_Your objective_
Extract all lines that hold "this" from the records below.

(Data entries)

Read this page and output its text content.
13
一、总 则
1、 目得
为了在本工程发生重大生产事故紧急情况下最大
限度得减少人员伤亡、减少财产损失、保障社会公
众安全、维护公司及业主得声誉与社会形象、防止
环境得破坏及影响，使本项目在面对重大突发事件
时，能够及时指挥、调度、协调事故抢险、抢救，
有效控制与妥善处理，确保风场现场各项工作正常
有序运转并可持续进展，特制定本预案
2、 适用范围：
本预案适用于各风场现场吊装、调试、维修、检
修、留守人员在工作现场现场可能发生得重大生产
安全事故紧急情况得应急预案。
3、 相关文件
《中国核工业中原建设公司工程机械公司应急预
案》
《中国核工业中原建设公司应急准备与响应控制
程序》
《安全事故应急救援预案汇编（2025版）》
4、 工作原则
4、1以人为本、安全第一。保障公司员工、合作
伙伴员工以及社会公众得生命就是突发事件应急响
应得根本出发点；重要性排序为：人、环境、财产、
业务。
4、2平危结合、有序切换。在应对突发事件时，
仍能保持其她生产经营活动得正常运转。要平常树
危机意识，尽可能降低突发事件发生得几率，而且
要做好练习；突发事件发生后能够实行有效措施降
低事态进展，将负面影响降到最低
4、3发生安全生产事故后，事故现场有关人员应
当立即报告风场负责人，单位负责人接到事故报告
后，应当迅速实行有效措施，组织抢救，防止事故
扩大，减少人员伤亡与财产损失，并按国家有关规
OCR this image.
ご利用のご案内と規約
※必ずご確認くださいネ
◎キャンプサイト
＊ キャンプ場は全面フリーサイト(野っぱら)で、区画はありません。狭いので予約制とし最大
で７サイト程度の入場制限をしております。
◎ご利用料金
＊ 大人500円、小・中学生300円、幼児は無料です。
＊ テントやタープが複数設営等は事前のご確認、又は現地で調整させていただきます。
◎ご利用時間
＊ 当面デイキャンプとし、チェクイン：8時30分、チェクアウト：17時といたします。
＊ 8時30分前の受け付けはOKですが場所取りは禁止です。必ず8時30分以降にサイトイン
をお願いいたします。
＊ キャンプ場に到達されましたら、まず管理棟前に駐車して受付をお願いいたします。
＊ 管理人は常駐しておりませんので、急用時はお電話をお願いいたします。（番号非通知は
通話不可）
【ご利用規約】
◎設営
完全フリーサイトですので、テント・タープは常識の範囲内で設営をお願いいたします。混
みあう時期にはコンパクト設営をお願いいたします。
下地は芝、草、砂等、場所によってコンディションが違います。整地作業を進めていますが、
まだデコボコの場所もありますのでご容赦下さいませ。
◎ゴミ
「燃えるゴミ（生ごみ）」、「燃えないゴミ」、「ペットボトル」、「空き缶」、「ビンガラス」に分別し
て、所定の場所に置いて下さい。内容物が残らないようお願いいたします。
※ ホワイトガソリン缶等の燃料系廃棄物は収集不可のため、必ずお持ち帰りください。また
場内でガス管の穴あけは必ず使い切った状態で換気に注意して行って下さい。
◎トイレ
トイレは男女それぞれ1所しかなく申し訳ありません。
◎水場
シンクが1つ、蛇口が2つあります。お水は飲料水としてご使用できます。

_Expected output_
Read this page and output its text content.
OCR this image.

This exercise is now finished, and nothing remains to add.